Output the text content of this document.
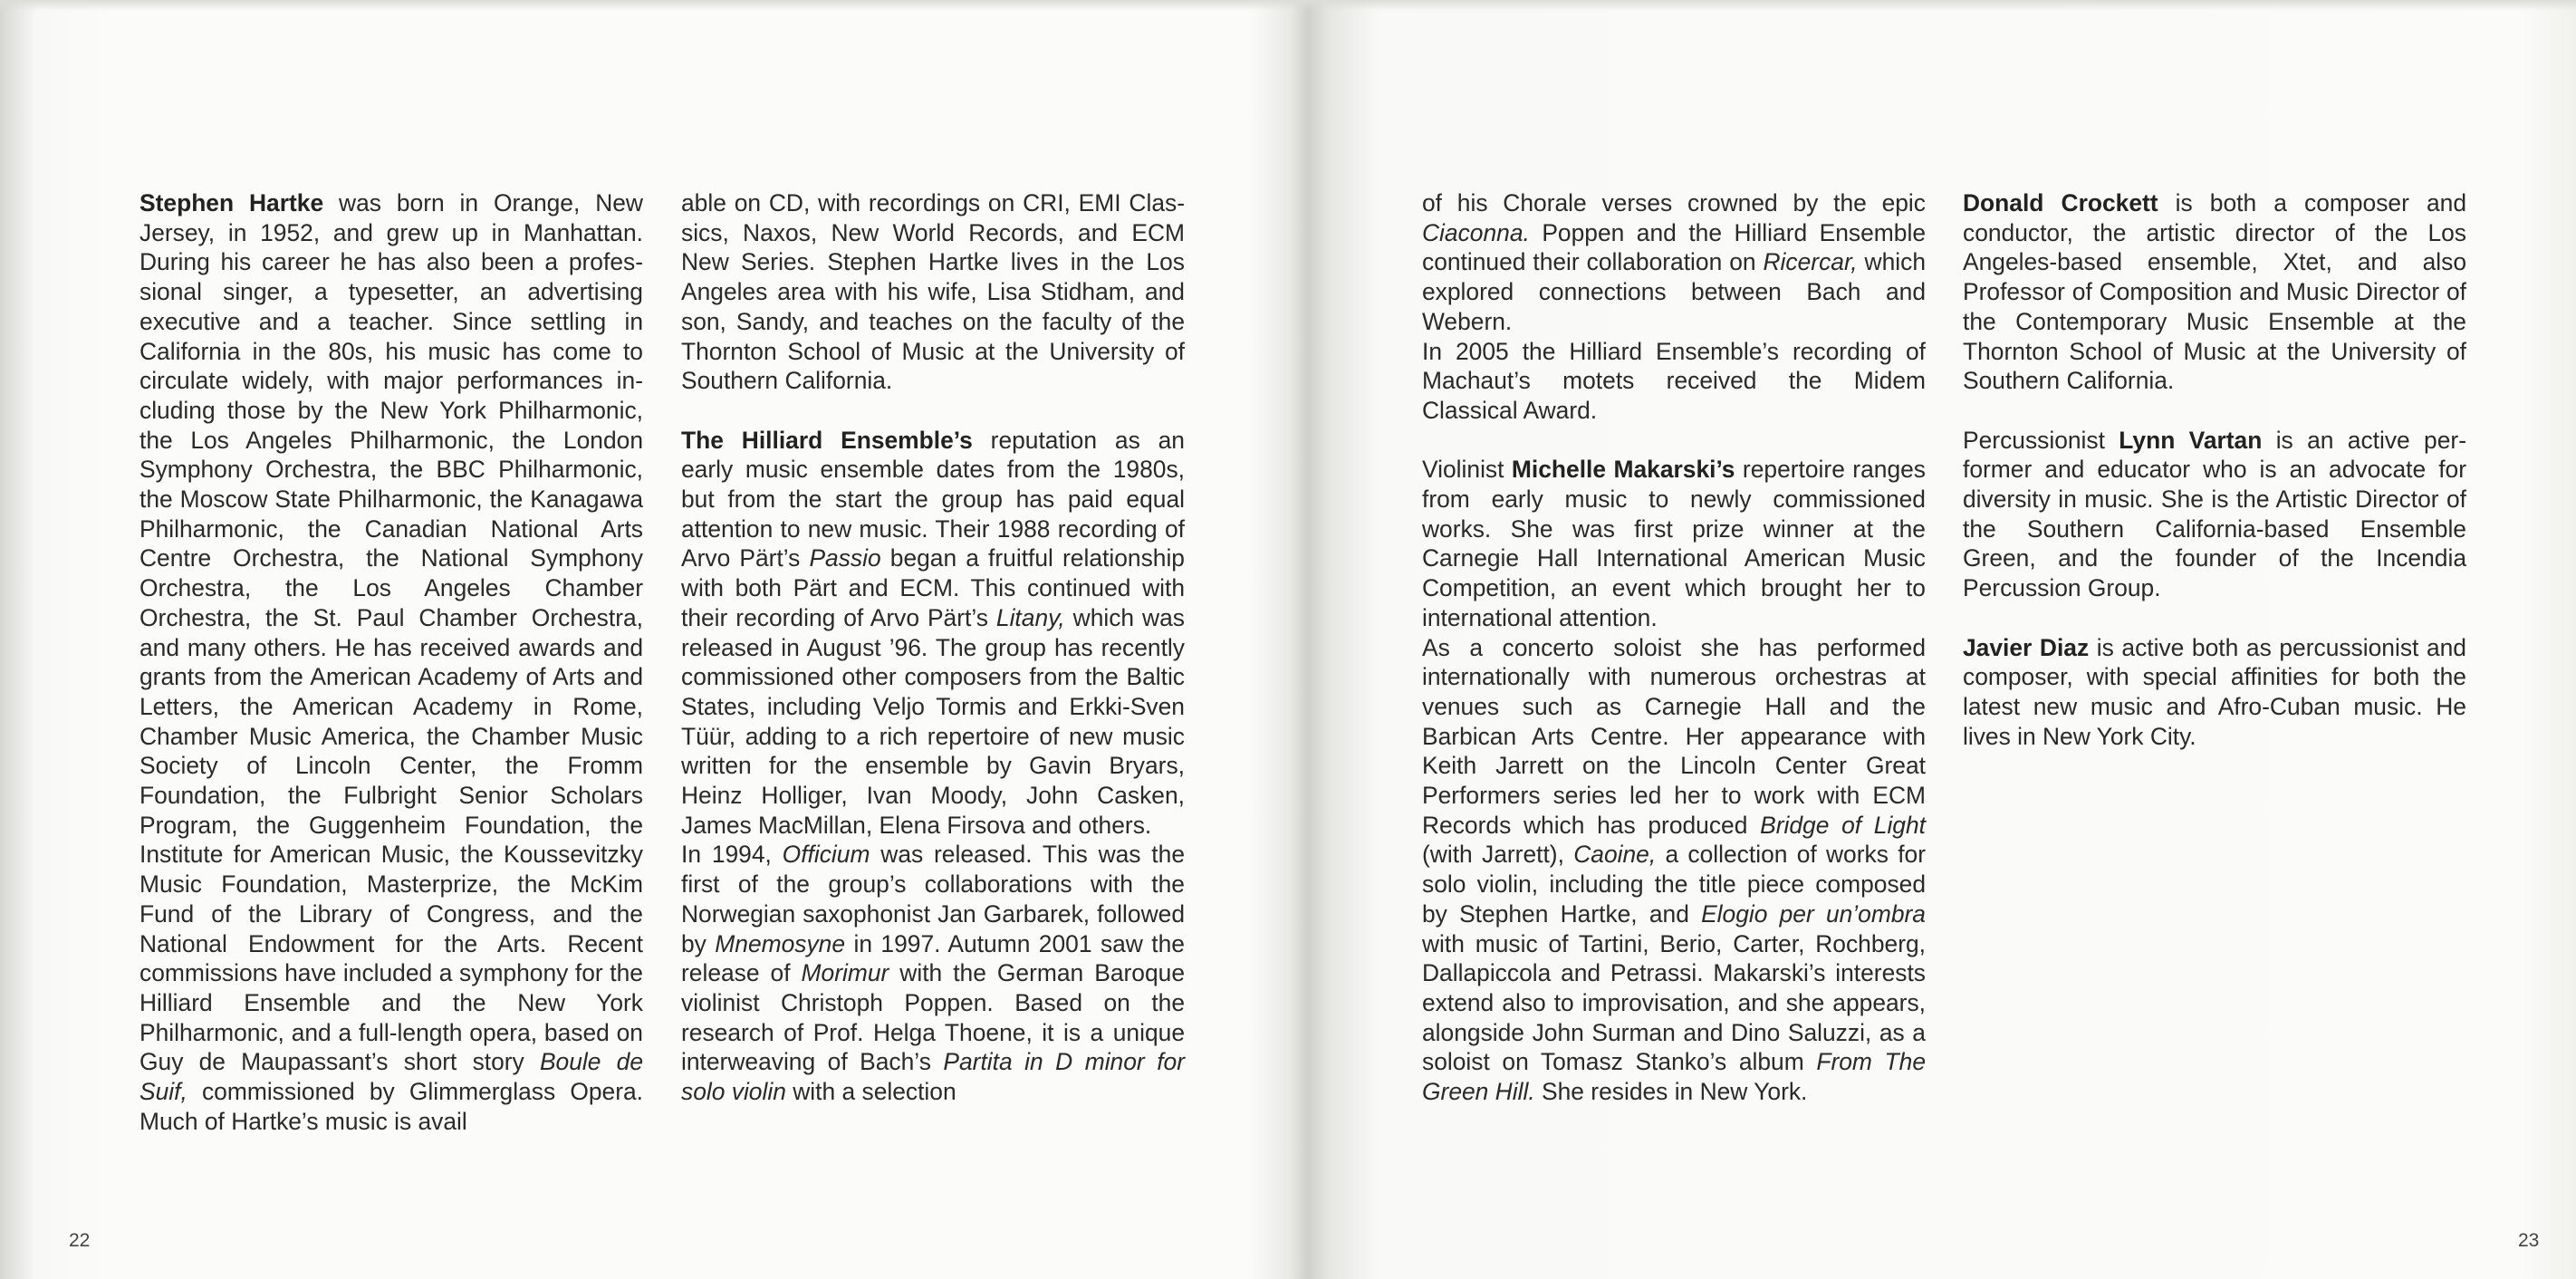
Stephen Hartke was born in Orange, New Jersey, in 1952, and grew up in Manhattan. During his career he has also been a professional singer, a typesetter, an advertising executive and a teacher. Since settling in California in the 80s, his music has come to circulate widely, with major performances including those by the New York Philharmonic, the Los Angeles Philharmonic, the London Symphony Orchestra, the BBC Philharmonic, the Moscow State Philharmonic, the Kanagawa Philharmonic, the Canadian National Arts Centre Orchestra, the National Symphony Orchestra, the Los Angeles Chamber Orchestra, the St. Paul Chamber Orchestra, and many others. He has received awards and grants from the American Academy of Arts and Letters, the American Academy in Rome, Chamber Music America, the Chamber Music Society of Lincoln Center, the Fromm Foundation, the Fulbright Senior Scholars Program, the Guggenheim Foundation, the Institute for American Music, the Koussevitzky Music Foundation, Masterprize, the McKim Fund of the Library of Congress, and the National Endowment for the Arts. Recent commissions have included a symphony for the Hilliard Ensemble and the New York Philharmonic, and a full-length opera, based on Guy de Maupassant’s short story Boule de Suif, commissioned by Glimmerglass Opera. Much of Hartke’s music is avail

able on CD, with recordings on CRI, EMI Classics, Naxos, New World Records, and ECM New Series. Stephen Hartke lives in the Los Angeles area with his wife, Lisa Stidham, and son, Sandy, and teaches on the faculty of the Thornton School of Music at the University of Southern California.

The Hilliard Ensemble’s reputation as an early music ensemble dates from the 1980s, but from the start the group has paid equal attention to new music. Their 1988 recording of Arvo Pärt’s Passio began a fruitful relationship with both Pärt and ECM. This continued with their recording of Arvo Pärt’s Litany, which was released in August ’96. The group has recently commissioned other composers from the Baltic States, including Veljo Tormis and Erkki-Sven Tüür, adding to a rich repertoire of new music written for the ensemble by Gavin Bryars, Heinz Holliger, Ivan Moody, John Casken, James MacMillan, Elena Firsova and others.

In 1994, Officium was released. This was the first of the group’s collaborations with the Norwegian saxophonist Jan Garbarek, followed by Mnemosyne in 1997. Autumn 2001 saw the release of Morimur with the German Baroque violinist Christoph Poppen. Based on the research of Prof. Helga Thoene, it is a unique interweaving of Bach’s Partita in D minor for solo violin with a selection

of his Chorale verses crowned by the epic Ciaconna. Poppen and the Hilliard Ensemble continued their collaboration on Ricercar, which explored connections between Bach and Webern.

In 2005 the Hilliard Ensemble’s recording of Machaut’s motets received the Midem Classical Award.

Violinist Michelle Makarski’s repertoire ranges from early music to newly commissioned works. She was first prize winner at the Carnegie Hall International American Music Competition, an event which brought her to international attention.

As a concerto soloist she has performed internationally with numerous orchestras at venues such as Carnegie Hall and the Barbican Arts Centre. Her appearance with Keith Jarrett on the Lincoln Center Great Performers series led her to work with ECM Records which has produced Bridge of Light (with Jarrett), Caoine, a collection of works for solo violin, including the title piece composed by Stephen Hartke, and Elogio per un’ombra with music of Tartini, Berio, Carter, Rochberg, Dallapiccola and Petrassi. Makarski’s interests extend also to improvisation, and she appears, alongside John Surman and Dino Saluzzi, as a soloist on Tomasz Stanko’s album From The Green Hill. She resides in New York.

Donald Crockett is both a composer and conductor, the artistic director of the Los Angeles-based ensemble, Xtet, and also Professor of Composition and Music Director of the Contemporary Music Ensemble at the Thornton School of Music at the University of Southern California.

Percussionist Lynn Vartan is an active performer and educator who is an advocate for diversity in music. She is the Artistic Director of the Southern California-based Ensemble Green, and the founder of the Incendia Percussion Group.

Javier Diaz is active both as percussionist and composer, with special affinities for both the latest new music and Afro-Cuban music. He lives in New York City.

22	23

------------------------

● **REQUIRED TASK**
Every line that holds the word "active" should be extracted.

● **CORRECT ANSWER**
Percussionist Lynn Vartan is an active performer and educator who is an advocate for diversity in music. She is the Artistic Director of the Southern California-based Ensemble Green, and the founder of the Incendia Percussion Group.
Javier Diaz is active both as percussionist and composer, with special affinities for both the latest new music and Afro-Cuban music. He lives in New York City.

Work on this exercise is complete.